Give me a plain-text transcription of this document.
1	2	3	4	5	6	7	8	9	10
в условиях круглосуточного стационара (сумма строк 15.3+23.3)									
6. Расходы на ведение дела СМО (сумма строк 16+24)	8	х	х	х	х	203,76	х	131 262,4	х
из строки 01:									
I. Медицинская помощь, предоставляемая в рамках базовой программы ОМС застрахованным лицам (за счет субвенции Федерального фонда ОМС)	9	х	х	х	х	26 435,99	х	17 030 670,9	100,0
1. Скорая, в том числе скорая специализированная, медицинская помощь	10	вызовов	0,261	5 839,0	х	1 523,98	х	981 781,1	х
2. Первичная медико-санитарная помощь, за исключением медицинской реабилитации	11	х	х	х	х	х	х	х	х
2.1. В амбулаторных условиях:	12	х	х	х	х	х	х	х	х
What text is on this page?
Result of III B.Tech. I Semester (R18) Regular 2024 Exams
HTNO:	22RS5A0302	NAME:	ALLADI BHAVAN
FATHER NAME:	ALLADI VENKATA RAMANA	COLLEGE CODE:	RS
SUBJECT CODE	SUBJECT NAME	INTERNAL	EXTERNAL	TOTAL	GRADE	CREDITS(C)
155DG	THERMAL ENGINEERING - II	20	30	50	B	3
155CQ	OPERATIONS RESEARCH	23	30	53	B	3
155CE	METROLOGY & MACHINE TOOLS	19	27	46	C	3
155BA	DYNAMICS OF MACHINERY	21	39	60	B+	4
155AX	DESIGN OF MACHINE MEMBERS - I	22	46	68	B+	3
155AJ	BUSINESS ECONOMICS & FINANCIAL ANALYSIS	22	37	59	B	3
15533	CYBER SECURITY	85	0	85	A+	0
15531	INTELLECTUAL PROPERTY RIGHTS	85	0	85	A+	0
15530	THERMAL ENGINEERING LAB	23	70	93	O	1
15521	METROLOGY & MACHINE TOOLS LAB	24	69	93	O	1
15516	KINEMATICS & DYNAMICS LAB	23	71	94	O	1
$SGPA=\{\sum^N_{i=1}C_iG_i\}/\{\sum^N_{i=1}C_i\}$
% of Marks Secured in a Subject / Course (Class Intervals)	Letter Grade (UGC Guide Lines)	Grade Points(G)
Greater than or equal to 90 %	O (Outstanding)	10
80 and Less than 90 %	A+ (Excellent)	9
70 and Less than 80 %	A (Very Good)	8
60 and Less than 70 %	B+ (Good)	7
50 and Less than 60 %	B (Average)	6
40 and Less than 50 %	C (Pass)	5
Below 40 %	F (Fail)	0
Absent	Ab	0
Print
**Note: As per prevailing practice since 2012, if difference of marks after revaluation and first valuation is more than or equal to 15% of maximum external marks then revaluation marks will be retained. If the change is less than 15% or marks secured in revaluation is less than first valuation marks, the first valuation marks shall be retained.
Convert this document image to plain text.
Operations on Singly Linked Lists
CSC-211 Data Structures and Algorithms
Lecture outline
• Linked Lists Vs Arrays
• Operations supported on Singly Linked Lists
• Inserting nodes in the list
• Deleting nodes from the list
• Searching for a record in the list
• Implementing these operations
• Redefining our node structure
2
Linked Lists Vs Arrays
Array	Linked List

--

Required task:
Extract every record. Keep wording exact.

Solution to this task:
Give me a plain-text transcription of this document.
1	2	3	4	5	6	7	8	9	10
в условиях круглосуточного стационара (сумма строк 15.3+23.3)									
6. Расходы на ведение дела СМО (сумма строк 16+24)	8	х	х	х	х	203,76	х	131 262,4	х
из строки 01:									
I. Медицинская помощь, предоставляемая в рамках базовой программы ОМС застрахованным лицам (за счет субвенции Федерального фонда ОМС)	9	х	х	х	х	26 435,99	х	17 030 670,9	100,0
1. Скорая, в том числе скорая специализированная, медицинская помощь	10	вызовов	0,261	5 839,0	х	1 523,98	х	981 781,1	х
2. Первичная медико-санитарная помощь, за исключением медицинской реабилитации	11	х	х	х	х	х	х	х	х
2.1. В амбулаторных условиях:	12	х	х	х	х	х	х	х	х
What text is on this page?
Result of III B.Tech. I Semester (R18) Regular 2024 Exams
HTNO:	22RS5A0302	NAME:	ALLADI BHAVAN
FATHER NAME:	ALLADI VENKATA RAMANA	COLLEGE CODE:	RS
SUBJECT CODE	SUBJECT NAME	INTERNAL	EXTERNAL	TOTAL	GRADE	CREDITS(C)
155DG	THERMAL ENGINEERING - II	20	30	50	B	3
155CQ	OPERATIONS RESEARCH	23	30	53	B	3
155CE	METROLOGY & MACHINE TOOLS	19	27	46	C	3
155BA	DYNAMICS OF MACHINERY	21	39	60	B+	4
155AX	DESIGN OF MACHINE MEMBERS - I	22	46	68	B+	3
155AJ	BUSINESS ECONOMICS & FINANCIAL ANALYSIS	22	37	59	B	3
15533	CYBER SECURITY	85	0	85	A+	0
15531	INTELLECTUAL PROPERTY RIGHTS	85	0	85	A+	0
15530	THERMAL ENGINEERING LAB	23	70	93	O	1
15521	METROLOGY & MACHINE TOOLS LAB	24	69	93	O	1
15516	KINEMATICS & DYNAMICS LAB	23	71	94	O	1
$SGPA=\{\sum^N_{i=1}C_iG_i\}/\{\sum^N_{i=1}C_i\}$
% of Marks Secured in a Subject / Course (Class Intervals)	Letter Grade (UGC Guide Lines)	Grade Points(G)
Greater than or equal to 90 %	O (Outstanding)	10
80 and Less than 90 %	A+ (Excellent)	9
70 and Less than 80 %	A (Very Good)	8
60 and Less than 70 %	B+ (Good)	7
50 and Less than 60 %	B (Average)	6
40 and Less than 50 %	C (Pass)	5
Below 40 %	F (Fail)	0
Absent	Ab	0
Print
**Note: As per prevailing practice since 2012, if difference of marks after revaluation and first valuation is more than or equal to 15% of maximum external marks then revaluation marks will be retained. If the change is less than 15% or marks secured in revaluation is less than first valuation marks, the first valuation marks shall be retained.
Convert this document image to plain text.
Operations on Singly Linked Lists
CSC-211 Data Structures and Algorithms
Lecture outline
• Linked Lists Vs Arrays
• Operations supported on Singly Linked Lists
• Inserting nodes in the list
• Deleting nodes from the list
• Searching for a record in the list
• Implementing these operations
• Redefining our node structure
2
Linked Lists Vs Arrays
Array	Linked List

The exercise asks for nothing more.